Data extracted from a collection
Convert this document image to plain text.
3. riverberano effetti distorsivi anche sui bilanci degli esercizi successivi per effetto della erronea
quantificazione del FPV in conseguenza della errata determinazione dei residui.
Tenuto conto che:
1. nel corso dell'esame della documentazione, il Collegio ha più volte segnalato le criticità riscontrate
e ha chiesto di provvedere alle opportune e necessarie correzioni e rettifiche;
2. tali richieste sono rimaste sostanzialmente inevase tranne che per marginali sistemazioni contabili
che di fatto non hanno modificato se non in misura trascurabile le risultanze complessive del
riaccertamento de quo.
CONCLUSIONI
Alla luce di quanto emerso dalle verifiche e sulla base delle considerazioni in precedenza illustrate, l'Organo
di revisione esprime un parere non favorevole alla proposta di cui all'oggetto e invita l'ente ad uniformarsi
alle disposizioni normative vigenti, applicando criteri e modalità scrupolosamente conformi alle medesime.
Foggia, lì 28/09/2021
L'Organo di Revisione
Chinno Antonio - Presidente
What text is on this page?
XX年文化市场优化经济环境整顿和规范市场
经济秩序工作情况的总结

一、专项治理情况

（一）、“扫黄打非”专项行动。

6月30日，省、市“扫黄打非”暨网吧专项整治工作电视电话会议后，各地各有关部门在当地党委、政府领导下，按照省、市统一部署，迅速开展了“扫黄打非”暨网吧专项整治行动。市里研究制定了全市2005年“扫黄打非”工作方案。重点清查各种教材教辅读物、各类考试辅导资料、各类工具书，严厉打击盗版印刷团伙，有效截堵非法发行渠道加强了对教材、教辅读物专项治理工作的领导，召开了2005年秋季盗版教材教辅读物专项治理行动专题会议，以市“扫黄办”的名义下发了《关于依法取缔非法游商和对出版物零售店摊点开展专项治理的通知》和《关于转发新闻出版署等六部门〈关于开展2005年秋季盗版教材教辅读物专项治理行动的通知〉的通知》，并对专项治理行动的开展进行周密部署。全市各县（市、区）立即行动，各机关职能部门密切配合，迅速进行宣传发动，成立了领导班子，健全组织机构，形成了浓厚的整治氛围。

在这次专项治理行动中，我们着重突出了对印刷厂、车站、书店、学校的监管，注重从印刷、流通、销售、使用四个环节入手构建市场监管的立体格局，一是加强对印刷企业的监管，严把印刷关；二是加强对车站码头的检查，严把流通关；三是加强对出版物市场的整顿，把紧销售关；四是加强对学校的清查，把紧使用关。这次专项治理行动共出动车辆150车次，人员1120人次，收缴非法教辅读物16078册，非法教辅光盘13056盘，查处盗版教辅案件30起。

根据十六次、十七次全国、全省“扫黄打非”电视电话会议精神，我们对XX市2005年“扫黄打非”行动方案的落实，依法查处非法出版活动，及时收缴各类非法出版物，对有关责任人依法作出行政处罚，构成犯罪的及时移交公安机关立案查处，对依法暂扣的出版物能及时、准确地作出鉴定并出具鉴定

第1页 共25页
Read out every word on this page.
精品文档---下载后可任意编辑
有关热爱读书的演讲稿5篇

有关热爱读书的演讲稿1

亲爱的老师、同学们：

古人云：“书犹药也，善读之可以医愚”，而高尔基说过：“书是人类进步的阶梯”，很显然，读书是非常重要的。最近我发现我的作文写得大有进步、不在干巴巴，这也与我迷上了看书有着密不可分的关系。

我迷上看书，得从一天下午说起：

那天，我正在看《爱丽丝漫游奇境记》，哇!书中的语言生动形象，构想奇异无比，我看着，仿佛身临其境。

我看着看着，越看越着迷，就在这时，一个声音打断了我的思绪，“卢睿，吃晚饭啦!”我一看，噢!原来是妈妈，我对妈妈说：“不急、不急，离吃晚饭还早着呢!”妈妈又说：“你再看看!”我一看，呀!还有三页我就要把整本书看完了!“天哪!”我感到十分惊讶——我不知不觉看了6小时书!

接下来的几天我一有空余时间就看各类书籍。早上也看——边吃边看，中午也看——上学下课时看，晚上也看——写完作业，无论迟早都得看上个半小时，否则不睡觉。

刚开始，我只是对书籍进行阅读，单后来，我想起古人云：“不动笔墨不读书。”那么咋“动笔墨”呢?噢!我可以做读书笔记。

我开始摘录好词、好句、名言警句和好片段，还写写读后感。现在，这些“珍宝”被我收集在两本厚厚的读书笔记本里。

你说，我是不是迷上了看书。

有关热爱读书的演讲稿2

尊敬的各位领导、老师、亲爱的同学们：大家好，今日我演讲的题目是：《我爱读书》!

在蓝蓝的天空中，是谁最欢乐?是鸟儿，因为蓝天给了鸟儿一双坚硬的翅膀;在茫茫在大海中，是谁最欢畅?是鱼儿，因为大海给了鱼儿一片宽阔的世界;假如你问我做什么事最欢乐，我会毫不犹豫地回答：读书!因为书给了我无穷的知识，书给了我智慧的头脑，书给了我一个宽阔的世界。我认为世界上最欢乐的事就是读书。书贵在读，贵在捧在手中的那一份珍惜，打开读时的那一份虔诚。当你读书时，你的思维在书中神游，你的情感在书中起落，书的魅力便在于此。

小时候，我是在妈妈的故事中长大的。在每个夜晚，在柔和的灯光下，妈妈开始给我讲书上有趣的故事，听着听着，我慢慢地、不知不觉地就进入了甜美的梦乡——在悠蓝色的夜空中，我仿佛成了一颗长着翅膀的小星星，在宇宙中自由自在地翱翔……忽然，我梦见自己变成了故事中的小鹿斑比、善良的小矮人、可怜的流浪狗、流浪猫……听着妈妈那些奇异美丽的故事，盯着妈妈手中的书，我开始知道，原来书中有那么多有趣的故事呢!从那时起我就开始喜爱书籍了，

Written exercise: Retype every entry word for word.

Result:
Convert this document image to plain text.
3. riverberano effetti distorsivi anche sui bilanci degli esercizi successivi per effetto della erronea
quantificazione del FPV in conseguenza della errata determinazione dei residui.
Tenuto conto che:
1. nel corso dell'esame della documentazione, il Collegio ha più volte segnalato le criticità riscontrate
e ha chiesto di provvedere alle opportune e necessarie correzioni e rettifiche;
2. tali richieste sono rimaste sostanzialmente inevase tranne che per marginali sistemazioni contabili
che di fatto non hanno modificato se non in misura trascurabile le risultanze complessive del
riaccertamento de quo.
CONCLUSIONI
Alla luce di quanto emerso dalle verifiche e sulla base delle considerazioni in precedenza illustrate, l'Organo
di revisione esprime un parere non favorevole alla proposta di cui all'oggetto e invita l'ente ad uniformarsi
alle disposizioni normative vigenti, applicando criteri e modalità scrupolosamente conformi alle medesime.
Foggia, lì 28/09/2021
L'Organo di Revisione
Chinno Antonio - Presidente
What text is on this page?
XX年文化市场优化经济环境整顿和规范市场
经济秩序工作情况的总结

一、专项治理情况

（一）、“扫黄打非”专项行动。

6月30日，省、市“扫黄打非”暨网吧专项整治工作电视电话会议后，各地各有关部门在当地党委、政府领导下，按照省、市统一部署，迅速开展了“扫黄打非”暨网吧专项整治行动。市里研究制定了全市2005年“扫黄打非”工作方案。重点清查各种教材教辅读物、各类考试辅导资料、各类工具书，严厉打击盗版印刷团伙，有效截堵非法发行渠道加强了对教材、教辅读物专项治理工作的领导，召开了2005年秋季盗版教材教辅读物专项治理行动专题会议，以市“扫黄办”的名义下发了《关于依法取缔非法游商和对出版物零售店摊点开展专项治理的通知》和《关于转发新闻出版署等六部门〈关于开展2005年秋季盗版教材教辅读物专项治理行动的通知〉的通知》，并对专项治理行动的开展进行周密部署。全市各县（市、区）立即行动，各机关职能部门密切配合，迅速进行宣传发动，成立了领导班子，健全组织机构，形成了浓厚的整治氛围。

在这次专项治理行动中，我们着重突出了对印刷厂、车站、书店、学校的监管，注重从印刷、流通、销售、使用四个环节入手构建市场监管的立体格局，一是加强对印刷企业的监管，严把印刷关；二是加强对车站码头的检查，严把流通关；三是加强对出版物市场的整顿，把紧销售关；四是加强对学校的清查，把紧使用关。这次专项治理行动共出动车辆150车次，人员1120人次，收缴非法教辅读物16078册，非法教辅光盘13056盘，查处盗版教辅案件30起。

根据十六次、十七次全国、全省“扫黄打非”电视电话会议精神，我们对XX市2005年“扫黄打非”行动方案的落实，依法查处非法出版活动，及时收缴各类非法出版物，对有关责任人依法作出行政处罚，构成犯罪的及时移交公安机关立案查处，对依法暂扣的出版物能及时、准确地作出鉴定并出具鉴定

第1页 共25页
Read out every word on this page.
精品文档---下载后可任意编辑
有关热爱读书的演讲稿5篇

有关热爱读书的演讲稿1

亲爱的老师、同学们：

古人云：“书犹药也，善读之可以医愚”，而高尔基说过：“书是人类进步的阶梯”，很显然，读书是非常重要的。最近我发现我的作文写得大有进步、不在干巴巴，这也与我迷上了看书有着密不可分的关系。

我迷上看书，得从一天下午说起：

那天，我正在看《爱丽丝漫游奇境记》，哇!书中的语言生动形象，构想奇异无比，我看着，仿佛身临其境。

我看着看着，越看越着迷，就在这时，一个声音打断了我的思绪，“卢睿，吃晚饭啦!”我一看，噢!原来是妈妈，我对妈妈说：“不急、不急，离吃晚饭还早着呢!”妈妈又说：“你再看看!”我一看，呀!还有三页我就要把整本书看完了!“天哪!”我感到十分惊讶——我不知不觉看了6小时书!

接下来的几天我一有空余时间就看各类书籍。早上也看——边吃边看，中午也看——上学下课时看，晚上也看——写完作业，无论迟早都得看上个半小时，否则不睡觉。

刚开始，我只是对书籍进行阅读，单后来，我想起古人云：“不动笔墨不读书。”那么咋“动笔墨”呢?噢!我可以做读书笔记。

我开始摘录好词、好句、名言警句和好片段，还写写读后感。现在，这些“珍宝”被我收集在两本厚厚的读书笔记本里。

你说，我是不是迷上了看书。

有关热爱读书的演讲稿2

尊敬的各位领导、老师、亲爱的同学们：大家好，今日我演讲的题目是：《我爱读书》!

在蓝蓝的天空中，是谁最欢乐?是鸟儿，因为蓝天给了鸟儿一双坚硬的翅膀;在茫茫在大海中，是谁最欢畅?是鱼儿，因为大海给了鱼儿一片宽阔的世界;假如你问我做什么事最欢乐，我会毫不犹豫地回答：读书!因为书给了我无穷的知识，书给了我智慧的头脑，书给了我一个宽阔的世界。我认为世界上最欢乐的事就是读书。书贵在读，贵在捧在手中的那一份珍惜，打开读时的那一份虔诚。当你读书时，你的思维在书中神游，你的情感在书中起落，书的魅力便在于此。

小时候，我是在妈妈的故事中长大的。在每个夜晚，在柔和的灯光下，妈妈开始给我讲书上有趣的故事，听着听着，我慢慢地、不知不觉地就进入了甜美的梦乡——在悠蓝色的夜空中，我仿佛成了一颗长着翅膀的小星星，在宇宙中自由自在地翱翔……忽然，我梦见自己变成了故事中的小鹿斑比、善良的小矮人、可怜的流浪狗、流浪猫……听着妈妈那些奇异美丽的故事，盯着妈妈手中的书，我开始知道，原来书中有那么多有趣的故事呢!从那时起我就开始喜爱书籍了，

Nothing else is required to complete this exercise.